### Given request
In the entries below, identify every line with the string "Additional" and copy it.

### Entries provided
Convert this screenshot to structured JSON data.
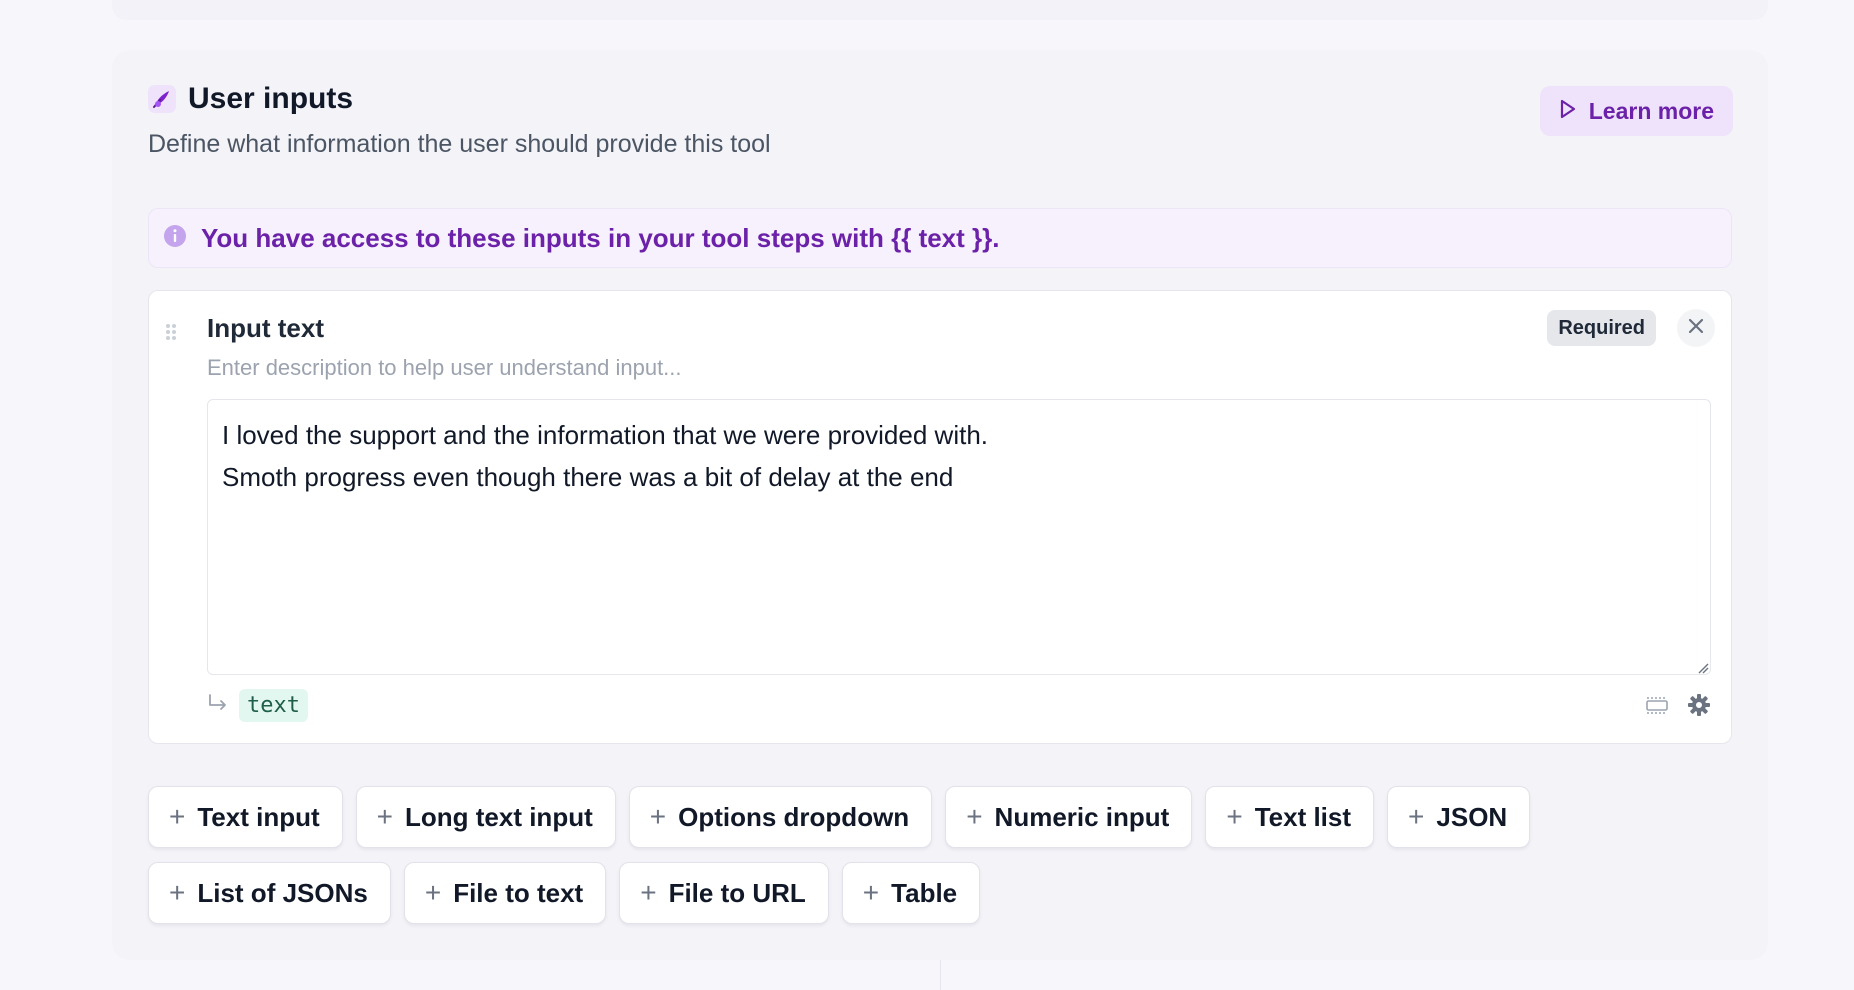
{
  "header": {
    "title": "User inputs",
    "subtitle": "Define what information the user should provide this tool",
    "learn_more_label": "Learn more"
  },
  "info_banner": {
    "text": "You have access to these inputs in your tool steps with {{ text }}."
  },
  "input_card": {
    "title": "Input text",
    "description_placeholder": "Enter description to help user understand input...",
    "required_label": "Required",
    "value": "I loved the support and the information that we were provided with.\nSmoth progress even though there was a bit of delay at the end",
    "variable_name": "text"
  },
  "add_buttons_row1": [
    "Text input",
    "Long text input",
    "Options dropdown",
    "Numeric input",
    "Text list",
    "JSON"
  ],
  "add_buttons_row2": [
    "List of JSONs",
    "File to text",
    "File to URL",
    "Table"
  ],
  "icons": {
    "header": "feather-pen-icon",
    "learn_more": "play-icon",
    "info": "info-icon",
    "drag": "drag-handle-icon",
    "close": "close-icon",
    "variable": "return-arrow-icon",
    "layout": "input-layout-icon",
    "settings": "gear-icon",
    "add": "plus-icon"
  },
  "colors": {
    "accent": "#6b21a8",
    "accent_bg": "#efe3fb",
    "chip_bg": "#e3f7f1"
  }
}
==
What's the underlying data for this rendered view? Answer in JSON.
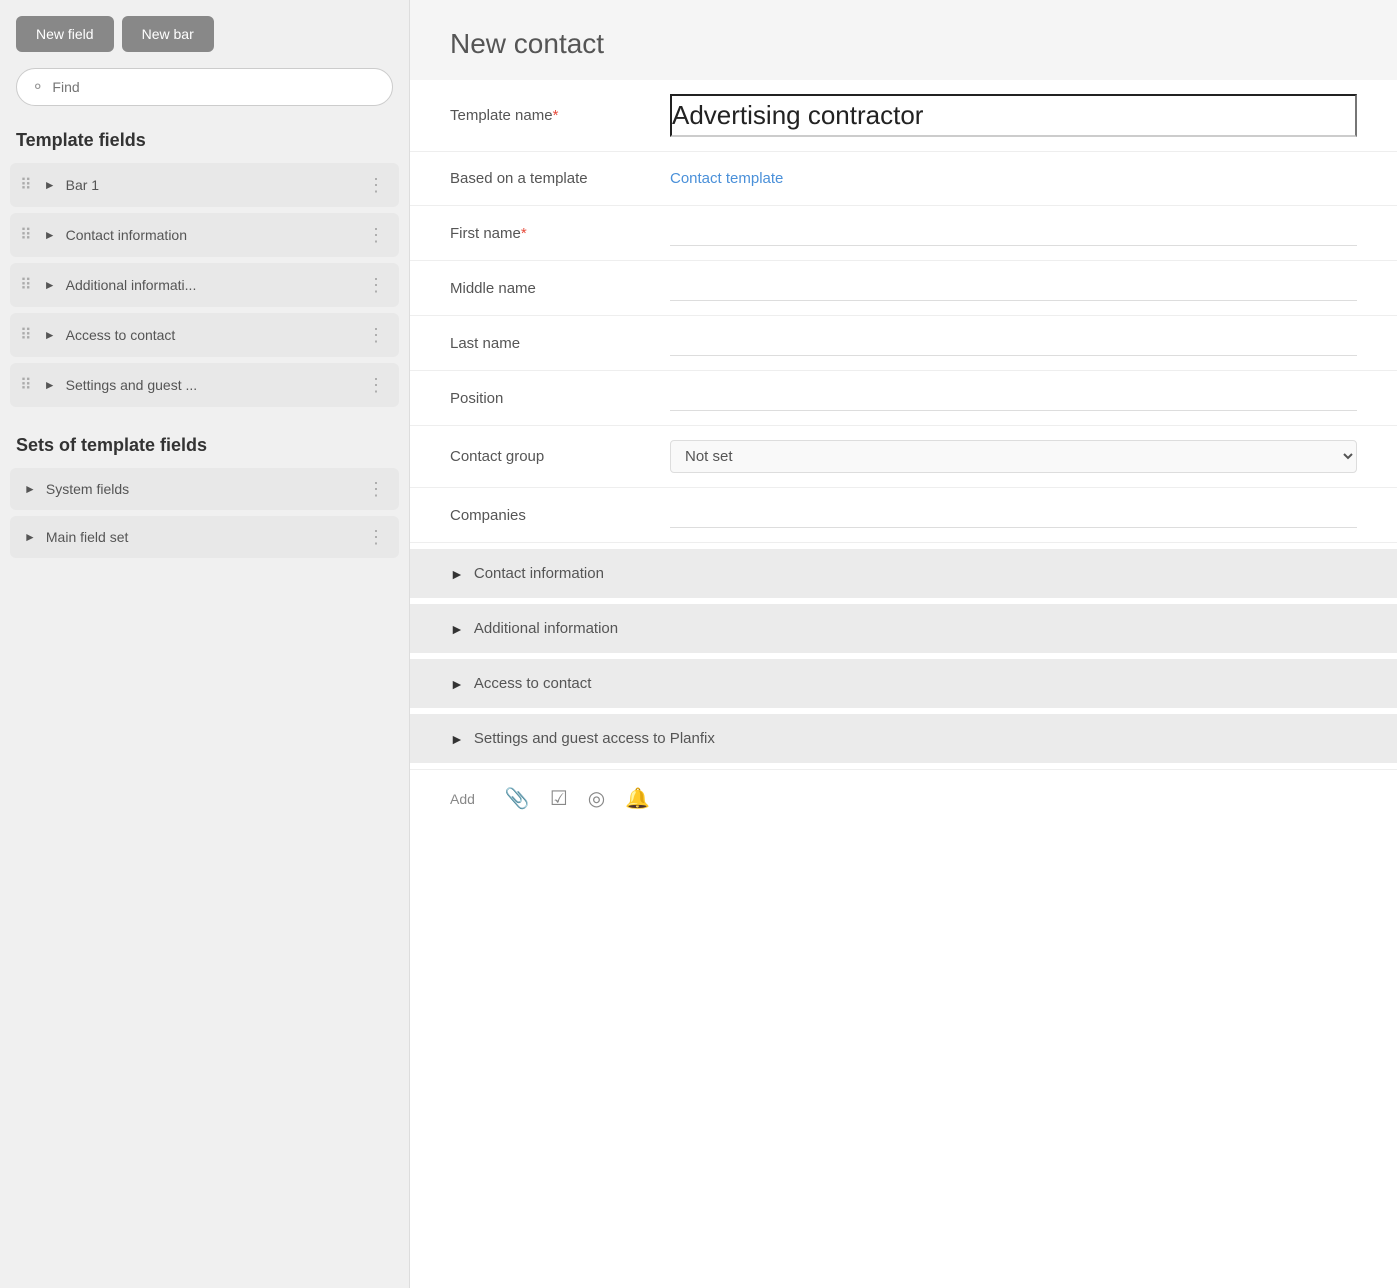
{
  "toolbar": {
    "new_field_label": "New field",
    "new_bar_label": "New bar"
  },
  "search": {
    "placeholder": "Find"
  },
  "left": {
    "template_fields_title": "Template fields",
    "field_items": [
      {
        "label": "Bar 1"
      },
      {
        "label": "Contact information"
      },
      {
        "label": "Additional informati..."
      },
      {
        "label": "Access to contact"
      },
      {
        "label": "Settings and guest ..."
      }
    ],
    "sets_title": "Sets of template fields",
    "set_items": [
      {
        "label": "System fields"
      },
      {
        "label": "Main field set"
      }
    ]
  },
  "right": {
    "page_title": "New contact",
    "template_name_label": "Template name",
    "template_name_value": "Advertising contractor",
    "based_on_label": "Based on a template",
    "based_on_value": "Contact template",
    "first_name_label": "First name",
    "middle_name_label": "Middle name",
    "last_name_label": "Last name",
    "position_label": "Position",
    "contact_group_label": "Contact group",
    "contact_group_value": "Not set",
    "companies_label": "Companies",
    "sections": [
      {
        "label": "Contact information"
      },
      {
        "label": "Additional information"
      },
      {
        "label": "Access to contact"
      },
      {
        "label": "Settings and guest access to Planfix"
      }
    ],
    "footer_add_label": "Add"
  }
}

### Solved exercise
        "label": "Additional informati..."
        "label": "Additional information"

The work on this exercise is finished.